Aim. Everything in the data should be repeated exactly, save for the images.

########

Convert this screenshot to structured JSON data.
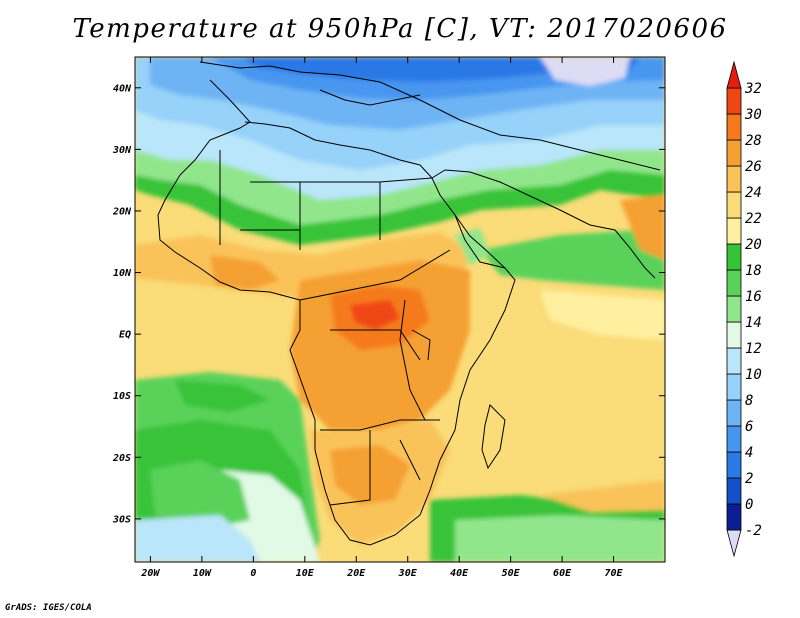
{
  "title": "Temperature at 950hPa [C], VT: 2017020606",
  "credit": "GrADS: IGES/COLA",
  "map": {
    "lon_range": [
      -23,
      80
    ],
    "lat_range": [
      -37,
      45
    ],
    "lon_ticks": [
      "20W",
      "10W",
      "0",
      "10E",
      "20E",
      "30E",
      "40E",
      "50E",
      "60E",
      "70E"
    ],
    "lat_ticks": [
      "40N",
      "30N",
      "20N",
      "10N",
      "EQ",
      "10S",
      "20S",
      "30S"
    ]
  },
  "colorbar": {
    "levels": [
      "-2",
      "0",
      "2",
      "4",
      "6",
      "8",
      "10",
      "12",
      "14",
      "16",
      "18",
      "20",
      "22",
      "24",
      "26",
      "28",
      "30",
      "32"
    ],
    "colors": [
      "#dcdcf5",
      "#0b1e96",
      "#1450c8",
      "#2b78e6",
      "#4696f0",
      "#6eb4f5",
      "#96d2fa",
      "#b9e6fa",
      "#e1fae6",
      "#91e68c",
      "#5ad25a",
      "#37c337",
      "#fff0a0",
      "#fadc78",
      "#fac35a",
      "#f5a032",
      "#f57a1e",
      "#f04614",
      "#e61e0f"
    ]
  }
}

########

Solution to the exercise.
Convert this screenshot to structured JSON data.
{
  "title": "Temperature at 950hPa [C], VT: 2017020606",
  "credit": "GrADS: IGES/COLA",
  "map": {
    "lon_range": [
      -23,
      80
    ],
    "lat_range": [
      -37,
      45
    ],
    "lon_ticks": [
      "20W",
      "10W",
      "0",
      "10E",
      "20E",
      "30E",
      "40E",
      "50E",
      "60E",
      "70E"
    ],
    "lat_ticks": [
      "40N",
      "30N",
      "20N",
      "10N",
      "EQ",
      "10S",
      "20S",
      "30S"
    ]
  },
  "colorbar": {
    "levels": [
      "-2",
      "0",
      "2",
      "4",
      "6",
      "8",
      "10",
      "12",
      "14",
      "16",
      "18",
      "20",
      "22",
      "24",
      "26",
      "28",
      "30",
      "32"
    ],
    "colors": [
      "#dcdcf5",
      "#0b1e96",
      "#1450c8",
      "#2b78e6",
      "#4696f0",
      "#6eb4f5",
      "#96d2fa",
      "#b9e6fa",
      "#e1fae6",
      "#91e68c",
      "#5ad25a",
      "#37c337",
      "#fff0a0",
      "#fadc78",
      "#fac35a",
      "#f5a032",
      "#f57a1e",
      "#f04614",
      "#e61e0f"
    ]
  }
}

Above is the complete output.